WHAT YOU ARE ASKED TO DO - Report every line of the data below that contains the string "Help", copying each matching line in full. Case counts when matching.

******

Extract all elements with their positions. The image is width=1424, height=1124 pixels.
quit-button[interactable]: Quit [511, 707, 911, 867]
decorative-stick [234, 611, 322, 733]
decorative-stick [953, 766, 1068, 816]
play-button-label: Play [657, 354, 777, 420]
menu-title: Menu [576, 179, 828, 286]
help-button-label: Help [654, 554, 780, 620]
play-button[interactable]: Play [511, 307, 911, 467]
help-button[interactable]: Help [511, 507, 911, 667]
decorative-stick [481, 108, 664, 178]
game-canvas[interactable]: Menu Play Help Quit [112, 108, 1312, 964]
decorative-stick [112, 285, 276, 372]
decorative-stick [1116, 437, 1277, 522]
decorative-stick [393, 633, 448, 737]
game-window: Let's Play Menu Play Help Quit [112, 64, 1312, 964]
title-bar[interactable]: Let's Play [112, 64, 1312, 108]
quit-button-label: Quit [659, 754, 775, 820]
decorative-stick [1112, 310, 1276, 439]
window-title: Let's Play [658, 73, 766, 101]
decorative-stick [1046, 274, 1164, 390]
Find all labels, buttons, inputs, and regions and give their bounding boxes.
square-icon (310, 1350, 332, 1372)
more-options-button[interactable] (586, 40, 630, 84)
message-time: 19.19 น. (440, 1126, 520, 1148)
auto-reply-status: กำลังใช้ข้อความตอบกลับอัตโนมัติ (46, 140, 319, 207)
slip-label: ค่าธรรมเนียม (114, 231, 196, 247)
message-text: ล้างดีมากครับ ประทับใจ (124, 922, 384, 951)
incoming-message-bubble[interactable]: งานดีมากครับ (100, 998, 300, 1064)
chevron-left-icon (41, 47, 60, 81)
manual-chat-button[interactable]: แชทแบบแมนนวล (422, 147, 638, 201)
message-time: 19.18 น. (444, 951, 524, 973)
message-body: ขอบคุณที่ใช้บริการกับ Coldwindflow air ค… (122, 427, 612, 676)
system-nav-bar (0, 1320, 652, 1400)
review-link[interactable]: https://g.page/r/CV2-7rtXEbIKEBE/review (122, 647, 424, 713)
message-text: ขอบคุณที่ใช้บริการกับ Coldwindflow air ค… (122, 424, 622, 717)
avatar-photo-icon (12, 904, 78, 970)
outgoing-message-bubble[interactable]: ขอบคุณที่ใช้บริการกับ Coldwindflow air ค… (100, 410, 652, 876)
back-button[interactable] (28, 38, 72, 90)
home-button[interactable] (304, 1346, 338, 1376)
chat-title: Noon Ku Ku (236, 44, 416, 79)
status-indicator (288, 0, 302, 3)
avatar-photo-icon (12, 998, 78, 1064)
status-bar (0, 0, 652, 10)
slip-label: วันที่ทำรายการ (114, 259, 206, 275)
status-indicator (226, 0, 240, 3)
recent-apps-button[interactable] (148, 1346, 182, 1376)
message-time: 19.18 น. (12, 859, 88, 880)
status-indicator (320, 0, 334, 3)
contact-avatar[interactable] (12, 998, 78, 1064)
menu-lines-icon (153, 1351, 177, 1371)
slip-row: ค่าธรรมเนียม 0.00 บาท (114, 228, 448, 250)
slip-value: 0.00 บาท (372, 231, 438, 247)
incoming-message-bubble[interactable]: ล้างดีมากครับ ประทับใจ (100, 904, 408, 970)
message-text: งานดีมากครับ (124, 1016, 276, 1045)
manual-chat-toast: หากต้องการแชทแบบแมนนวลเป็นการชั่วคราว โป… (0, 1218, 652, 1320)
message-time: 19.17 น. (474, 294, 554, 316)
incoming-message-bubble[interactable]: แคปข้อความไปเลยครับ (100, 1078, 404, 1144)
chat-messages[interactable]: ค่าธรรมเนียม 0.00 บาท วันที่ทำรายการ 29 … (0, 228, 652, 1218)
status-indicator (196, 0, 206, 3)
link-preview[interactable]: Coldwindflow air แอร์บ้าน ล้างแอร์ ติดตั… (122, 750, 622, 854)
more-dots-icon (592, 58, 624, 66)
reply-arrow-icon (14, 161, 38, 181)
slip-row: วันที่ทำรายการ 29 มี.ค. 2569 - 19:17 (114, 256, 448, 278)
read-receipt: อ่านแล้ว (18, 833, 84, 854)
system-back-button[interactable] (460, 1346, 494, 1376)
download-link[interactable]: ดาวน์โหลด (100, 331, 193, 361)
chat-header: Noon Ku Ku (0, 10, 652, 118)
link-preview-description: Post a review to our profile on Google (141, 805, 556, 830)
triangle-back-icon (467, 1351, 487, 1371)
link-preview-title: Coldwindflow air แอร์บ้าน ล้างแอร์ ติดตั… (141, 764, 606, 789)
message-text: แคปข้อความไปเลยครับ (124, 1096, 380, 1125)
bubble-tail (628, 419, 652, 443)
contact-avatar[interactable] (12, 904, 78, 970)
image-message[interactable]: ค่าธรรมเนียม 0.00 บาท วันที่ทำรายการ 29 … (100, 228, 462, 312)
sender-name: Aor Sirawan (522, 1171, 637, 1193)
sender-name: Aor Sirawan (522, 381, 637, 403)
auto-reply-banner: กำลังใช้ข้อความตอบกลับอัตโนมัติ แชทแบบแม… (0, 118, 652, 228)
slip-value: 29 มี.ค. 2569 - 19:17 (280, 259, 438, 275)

******

EXERCISE OUTPUT -
help-button-label: Help [654, 554, 780, 620]
help-button[interactable]: Help [511, 507, 911, 667]
game-canvas[interactable]: Menu Play Help Quit [112, 108, 1312, 964]
game-window: Let's Play Menu Play Help Quit [112, 64, 1312, 964]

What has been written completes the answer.